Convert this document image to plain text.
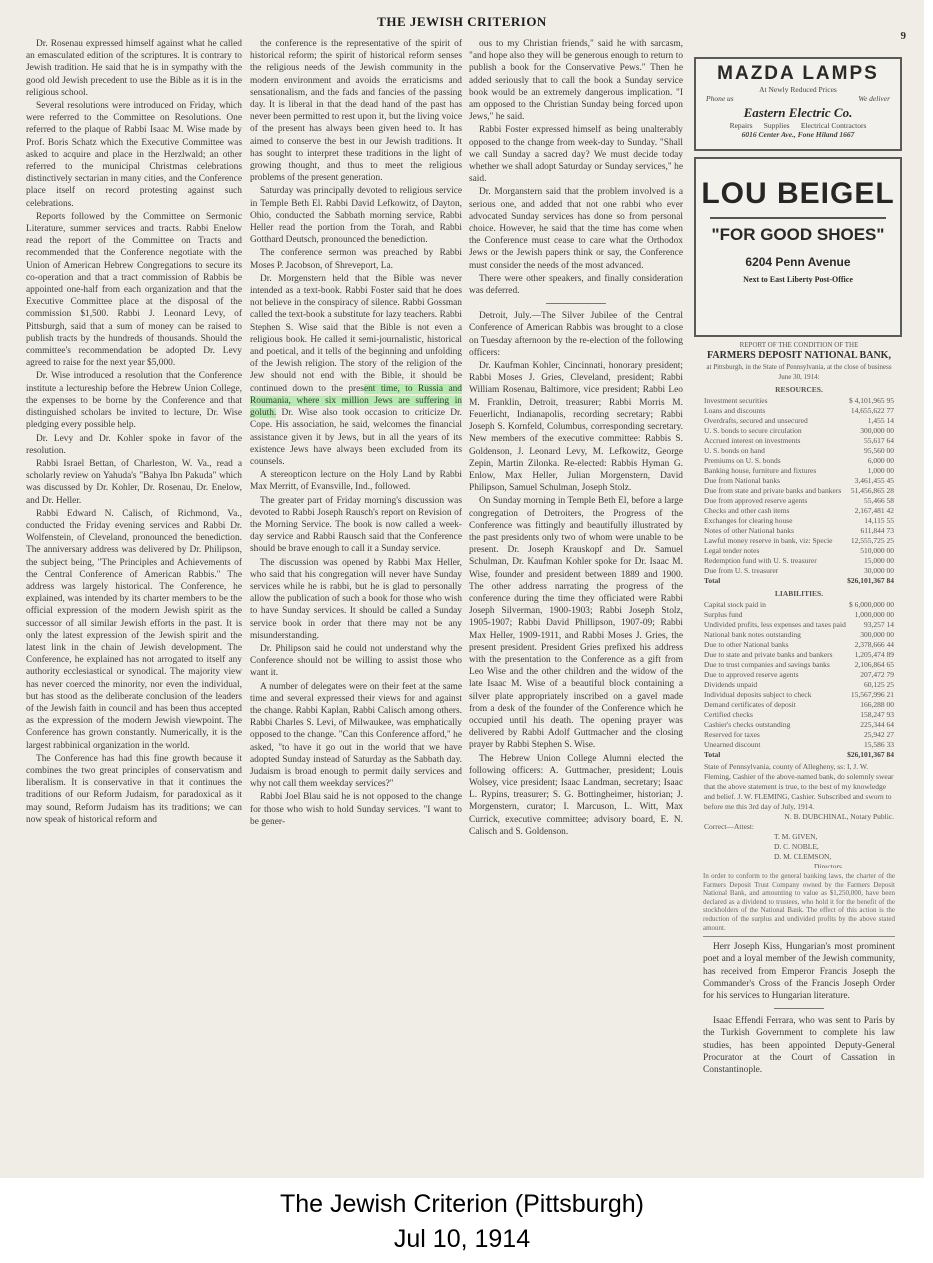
THE JEWISH CRITERION
9

Dr. Rosenau expressed himself against what he called an emasculated edition of the scriptures. It is contrary to Jewish tradition. He said that he is in sympathy with the good old Jewish precedent to use the Bible as it is in the religious school.

Several resolutions were introduced on Friday, which were referred to the Committee on Resolutions. One referred to the plaque of Rabbi Isaac M. Wise made by Prof. Boris Schatz which the Executive Committee was asked to acquire and place in the Herzlwald; an other referred to the municipal Christmas celebrations distinctively sectarian in many cities, and the Conference place itself on record protesting against such celebrations.

Reports followed by the Committee on Sermonic Literature, summer services and tracts. Rabbi Enelow read the report of the Committee on Tracts and recommended that the Conference negotiate with the Union of American Hebrew Congregations to secure its co-operation and that a tract commission of Rabbis be appointed one-half from each organization and that the Executive Committee place at the disposal of the commission $1,500. Rabbi J. Leonard Levy, of Pittsburgh, said that a sum of money can be raised to publish tracts by the hundreds of thousands. Should the committee's recommendation be adopted Dr. Levy agreed to raise for the next year $5,000.

Dr. Wise introduced a resolution that the Conference institute a lectureship before the Hebrew Union College, the expenses to be borne by the Conference and that distinguished scholars be invited to lecture, Dr. Wise pledging every possible help.

Dr. Levy and Dr. Kohler spoke in favor of the resolution.

Rabbi Israel Bettan, of Charleston, W. Va., read a scholarly review on Yahuda's "Bahya Ibn Pakuda" which was discussed by Dr. Kohler, Dr. Rosenau, Dr. Enelow, and Dr. Heller.

Rabbi Edward N. Calisch, of Richmond, Va., conducted the Friday evening services and Rabbi Dr. Wolfenstein, of Cleveland, pronounced the benediction. The anniversary address was delivered by Dr. Philipson, the subject being, "The Principles and Achievements of the Central Conference of American Rabbis." The address was largely historical. The Conference, he explained, was intended by its charter members to be the official expression of the modern Jewish spirit as the successor of all similar Jewish efforts in the past. It is only the latest expression of the Jewish spirit and the latest link in the chain of Jewish development. The Conference, he explained has not arrogated to itself any authority ecclesiastical or synodical. The majority view has never coerced the minority, nor even the individual, but has stood as the deliberate conclusion of the leaders of the Jewish faith in council and has been thus accepted as the expression of the modern Jewish viewpoint. The Conference has grown constantly. Numerically, it is the largest rabbinical organization in the world.

The Conference has had this fine growth because it combines the two great principles of conservatism and liberalism. It is conservative in that it continues the traditions of our Reform Judaism, for paradoxical as it may sound, Reform Judaism has its traditions; we can now speak of historical reform and

the conference is the representative of the spirit of historical reform; the spirit of historical reform senses the religious needs of the Jewish community in the modern environment and avoids the erraticisms and sensationalism, and the fads and fancies of the passing day. It is liberal in that the dead hand of the past has never been permitted to rest upon it, but the living voice of the present has always been given heed to. It has aimed to conserve the best in our Jewish traditions. It has sought to interpret these traditions in the light of growing thought, and thus to meet the religious problems of the present generation.

Saturday was principally devoted to religious service in Temple Beth El. Rabbi David Lefkowitz, of Dayton, Ohio, conducted the Sabbath morning service, Rabbi Heller read the portion from the Torah, and Rabbi Gotthard Deutsch, pronounced the benediction.

The conference sermon was preached by Rabbi Moses P. Jacobson, of Shreveport, La.

Dr. Morgenstern held that the Bible was never intended as a text-book. Rabbi Foster said that he does not believe in the conspiracy of silence. Rabbi Gossman called the text-book a substitute for lazy teachers. Rabbi Stephen S. Wise said that the Bible is not even a religious book. He called it semi-journalistic, historical and poetical, and it tells of the beginning and unfolding of the Jewish religion. The story of the religion of the Jew should not end with the Bible, it should be continued down to the present time, to Russia and Roumania, where six million Jews are suffering in goluth. Dr. Wise also took occasion to criticize Dr. Cope. His association, he said, welcomes the financial assistance given it by Jews, but in all the years of its existence Jews have always been excluded from its counsels.

A stereopticon lecture on the Holy Land by Rabbi Max Merritt, of Evansville, Ind., followed.

The greater part of Friday morning's discussion was devoted to Rabbi Joseph Rausch's report on Revision of the Morning Service. The book is now called a week-day service and Rabbi Rausch said that the Conference should be brave enough to call it a Sunday service.

The discussion was opened by Rabbi Max Heller, who said that his congregation will never have Sunday services while he is rabbi, but he is glad to personally allow the publication of such a book for those who wish to have Sunday services. It should be called a Sunday service book in order that there may not be any misunderstanding.

Dr. Philipson said he could not understand why the Conference should not be willing to assist those who want it.

A number of delegates were on their feet at the same time and several expressed their views for and against the change. Rabbi Kaplan, Rabbi Calisch among others. Rabbi Charles S. Levi, of Milwaukee, was emphatically opposed to the change. "Can this Conference afford," he asked, "to have it go out in the world that we have adopted Sunday instead of Saturday as the Sabbath day. Judaism is broad enough to permit daily services and why not call them weekday services?"

Rabbi Joel Blau said he is not opposed to the change for those who wish to hold Sunday services. "I want to be gener-

ous to my Christian friends," said he with sarcasm, "and hope also they will be generous enough to return to publish a book for the Conservative Pews." Then he added seriously that to call the book a Sunday service book would be an extremely dangerous implication. "I am opposed to the Christian Sunday being forced upon Jews," he said.

Rabbi Foster expressed himself as being unalterably opposed to the change from week-day to Sunday. "Shall we call Sunday a sacred day? We must decide today whether we shall adopt Saturday or Sunday services," he said.

Dr. Morganstern said that the problem involved is a serious one, and added that not one rabbi who ever advocated Sunday services has done so from personal choice. However, he said that the time has come when the Conference must cease to care what the Orthodox Jews or the Jewish papers think or say, the Conference must consider the needs of the most advanced.

There were other speakers, and finally consideration was deferred.

Detroit, July.—The Silver Jubilee of the Central Conference of American Rabbis was brought to a close on Tuesday afternoon by the re-election of the following officers:

Dr. Kaufman Kohler, Cincinnati, honorary president; Rabbi Moses J. Gries, Cleveland, president; Rabbi William Rosenau, Baltimore, vice president; Rabbi Leo M. Franklin, Detroit, treasurer; Rabbi Morris M. Feuerlicht, Indianapolis, recording secretary; Rabbi Joseph S. Kornfeld, Columbus, corresponding secretary. New members of the executive committee: Rabbis S. Goldenson, J. Leonard Levy, M. Lefkowitz, George Zepin, Martin Zilonka. Re-elected: Rabbis Hyman G. Enlow, Max Heller, Julian Morgenstern, David Philipson, Samuel Schulman, Joseph Stolz.

On Sunday morning in Temple Beth El, before a large congregation of Detroiters, the Progress of the Conference was fittingly and beautifully illustrated by the past presidents only two of whom were unable to be present. Dr. Joseph Krauskopf and Dr. Samuel Schulman, Dr. Kaufman Kohler spoke for Dr. Isaac M. Wise, founder and president between 1889 and 1900. The other address narrating the progress of the conference during the time they officiated were Rabbi Joseph Silverman, 1900-1903; Rabbi Joseph Stolz, 1905-1907; Rabbi David Phillipson, 1907-09; Rabbi Max Heller, 1909-1911, and Rabbi Moses J. Gries, the present president. President Gries prefixed his address with the presentation to the Conference as a gift from Leo Wise and the other children and the widow of the late Isaac M. Wise of a beautiful block containing a silver plate appropriately inscribed on a gavel made from a desk of the founder of the Conference which he occupied until his death. The opening prayer was delivered by Rabbi Adolf Guttmacher and the closing prayer by Rabbi Stephen S. Wise.

The Hebrew Union College Alumni elected the following officers: A. Guttmacher, president; Louis Wolsey, vice president; Isaac Landman, secretary; Isaac L. Rypins, treasurer; S. G. Bottingheimer, historian; J. Morgenstern, curator; I. Marcuson, L. Witt, Max Currick, executive committee; advisory board, E. N. Calisch and S. Goldenson.

MAZDA LAMPS
At Newly Reduced Prices
Phone us	We deliver
Eastern Electric Co.
Repairs      Supplies      Electrical Contractors
6016 Center Ave., Fone Hiland 1667
LOU BEIGEL
"FOR GOOD SHOES"
6204 Penn Avenue
Next to East Liberty Post-Office
REPORT OF THE CONDITION OF THE
FARMERS DEPOSIT NATIONAL BANK,
at Pittsburgh, in the State of Pennsylvania, at the close of business June 30, 1914:
RESOURCES.
Investment securities	$ 4,101,965 95
Loans and discounts	14,655,622 77
Overdrafts, secured and unsecured	1,455 14
U. S. bonds to secure circulation	300,000 00
Accrued interest on investments	55,617 64
U. S. bonds on hand	95,560 00
Premiums on U. S. bonds	6,000 00
Banking house, furniture and fixtures	1,000 00
Due from National banks	3,461,455 45
Due from state and private banks and bankers 51,456,865 28
Due from approved reserve agents	55,466 58
Checks and other cash items	2,167,481 42
Exchanges for clearing house	14,115 55
Notes of other National banks	611,844 73
Lawful money reserve in bank, viz: Specie 12,555,725 25
Legal tender notes	510,000 00
Redemption fund with U. S. treasurer	15,000 00
Due from U. S. treasurer	30,000 00
Total	$26,101,367 84
LIABILITIES.
Capital stock paid in	$ 6,000,000 00
Surplus fund	1,000,000 00
Undivided profits, less expenses and taxes paid 93,257 14
National bank notes outstanding	300,000 00
Due to other National banks	2,378,666 44
Due to state and private banks and bankers	1,205,474 89
Due to trust companies and savings banks	2,106,864 65
Due to approved reserve agents	207,472 79
Dividends unpaid	60,125 25
Individual deposits subject to check	15,567,996 21
Demand certificates of deposit	166,288 00
Certified checks	158,247 93
Cashier's checks outstanding	225,344 64
Reserved for taxes	25,942 27
Unearned discount	15,586 33
Total	$26,101,367 84
State of Pennsylvania, county of Allegheny, ss: I, J. W. Fleming, Cashier of the above-named bank, do solemnly swear that the above statement is true, to the best of my knowledge and belief. J. W. FLEMING, Cashier. Subscribed and sworn to before me this 3rd day of July, 1914.
N. B. DUBCHINAL, Notary Public.
Correct—Attest:
T. M. GIVEN,
D. C. NOBLE,
D. M. CLEMSON,
Directors.
In order to conform to the general banking laws, the charter of the Farmers Deposit Trust Company owned by the Farmers Deposit National Bank, and amounting to value as $1,250,000, have been declared as a dividend to trustees, who hold it for the benefit of the stockholders of the National Bank. The effect of this action is the reduction of the surplus and undivided profits by the above stated amount.

Herr Joseph Kiss, Hungarian's most prominent poet and a loyal member of the Jewish community, has received from Emperor Francis Joseph the Commander's Cross of the Francis Joseph Order for his services to Hungarian literature.

Isaac Effendi Ferrara, who was sent to Paris by the Turkish Government to complete his law studies, has been appointed Deputy-General Procurator at the Court of Cassation in Constantinople.

The Jewish Criterion (Pittsburgh)
Jul 10, 1914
# # # # # # #
Short task =
Find the word "July" in the data and copy out each line where it turns up.

Answer to this problem =
Detroit, July.—The Silver Jubilee of the Central Conference of American Rabbis was brought to a close on Tuesday afternoon by the re-election of the following officers:
State of Pennsylvania, county of Allegheny, ss: I, J. W. Fleming, Cashier of the above-named bank, do solemnly swear that the above statement is true, to the best of my knowledge and belief. J. W. FLEMING, Cashier. Subscribed and sworn to before me this 3rd day of July, 1914.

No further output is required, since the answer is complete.